PROBLEM DETAILS:
Skip the pictures. Transcribe the rest of the data below without changing a word.

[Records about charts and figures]
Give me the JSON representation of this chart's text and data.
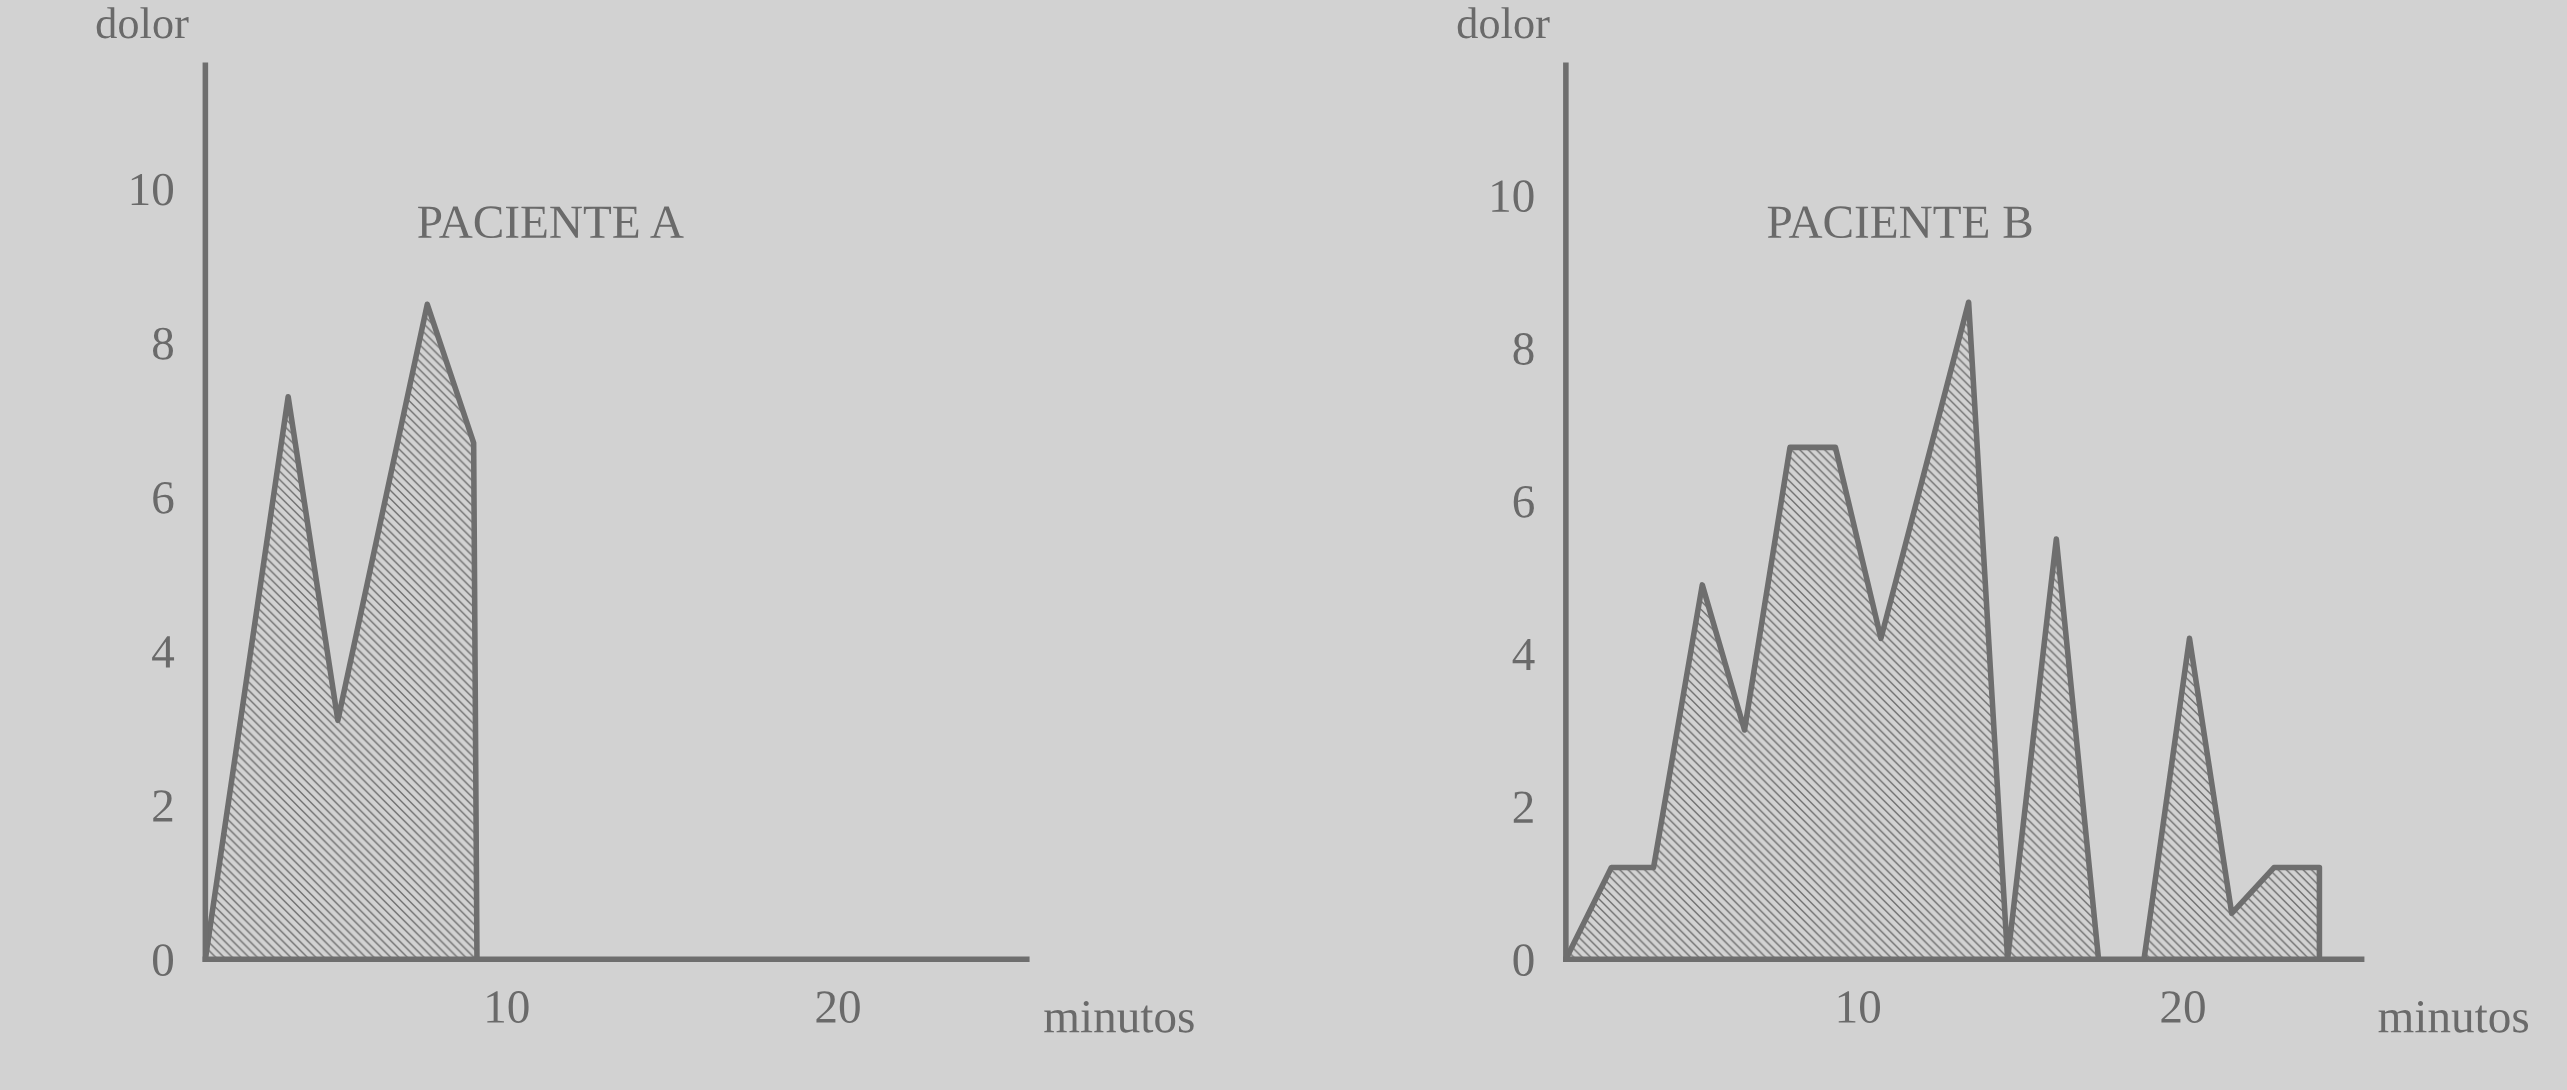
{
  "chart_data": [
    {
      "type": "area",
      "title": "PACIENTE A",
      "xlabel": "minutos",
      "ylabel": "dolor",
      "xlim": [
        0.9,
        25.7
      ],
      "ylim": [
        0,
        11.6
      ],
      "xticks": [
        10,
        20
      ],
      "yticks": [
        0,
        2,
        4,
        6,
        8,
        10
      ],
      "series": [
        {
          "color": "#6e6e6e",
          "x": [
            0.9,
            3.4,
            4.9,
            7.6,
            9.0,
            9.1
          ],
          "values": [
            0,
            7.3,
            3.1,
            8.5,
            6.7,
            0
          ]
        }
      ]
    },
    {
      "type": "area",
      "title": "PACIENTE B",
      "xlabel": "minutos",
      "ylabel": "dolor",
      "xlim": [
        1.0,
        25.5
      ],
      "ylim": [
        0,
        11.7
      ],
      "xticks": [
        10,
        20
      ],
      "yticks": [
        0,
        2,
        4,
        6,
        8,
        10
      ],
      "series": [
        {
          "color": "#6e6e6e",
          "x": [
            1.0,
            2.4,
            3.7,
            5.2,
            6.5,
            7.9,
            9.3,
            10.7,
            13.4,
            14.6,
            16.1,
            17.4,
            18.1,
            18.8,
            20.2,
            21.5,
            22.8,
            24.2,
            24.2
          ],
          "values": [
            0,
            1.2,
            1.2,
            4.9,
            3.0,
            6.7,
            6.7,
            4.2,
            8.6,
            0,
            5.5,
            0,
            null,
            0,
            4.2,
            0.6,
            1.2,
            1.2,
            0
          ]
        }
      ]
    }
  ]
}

RESULT OF THIS TASK:
Give me the JSON representation of this chart's text and data.
{
  "chart_data": [
    {
      "type": "area",
      "title": "PACIENTE A",
      "xlabel": "minutos",
      "ylabel": "dolor",
      "xlim": [
        0.9,
        25.7
      ],
      "ylim": [
        0,
        11.6
      ],
      "xticks": [
        10,
        20
      ],
      "yticks": [
        0,
        2,
        4,
        6,
        8,
        10
      ],
      "series": [
        {
          "color": "#6e6e6e",
          "x": [
            0.9,
            3.4,
            4.9,
            7.6,
            9.0,
            9.1
          ],
          "values": [
            0,
            7.3,
            3.1,
            8.5,
            6.7,
            0
          ]
        }
      ]
    },
    {
      "type": "area",
      "title": "PACIENTE B",
      "xlabel": "minutos",
      "ylabel": "dolor",
      "xlim": [
        1.0,
        25.5
      ],
      "ylim": [
        0,
        11.7
      ],
      "xticks": [
        10,
        20
      ],
      "yticks": [
        0,
        2,
        4,
        6,
        8,
        10
      ],
      "series": [
        {
          "color": "#6e6e6e",
          "x": [
            1.0,
            2.4,
            3.7,
            5.2,
            6.5,
            7.9,
            9.3,
            10.7,
            13.4,
            14.6,
            16.1,
            17.4,
            18.1,
            18.8,
            20.2,
            21.5,
            22.8,
            24.2,
            24.2
          ],
          "values": [
            0,
            1.2,
            1.2,
            4.9,
            3.0,
            6.7,
            6.7,
            4.2,
            8.6,
            0,
            5.5,
            0,
            null,
            0,
            4.2,
            0.6,
            1.2,
            1.2,
            0
          ]
        }
      ]
    }
  ]
}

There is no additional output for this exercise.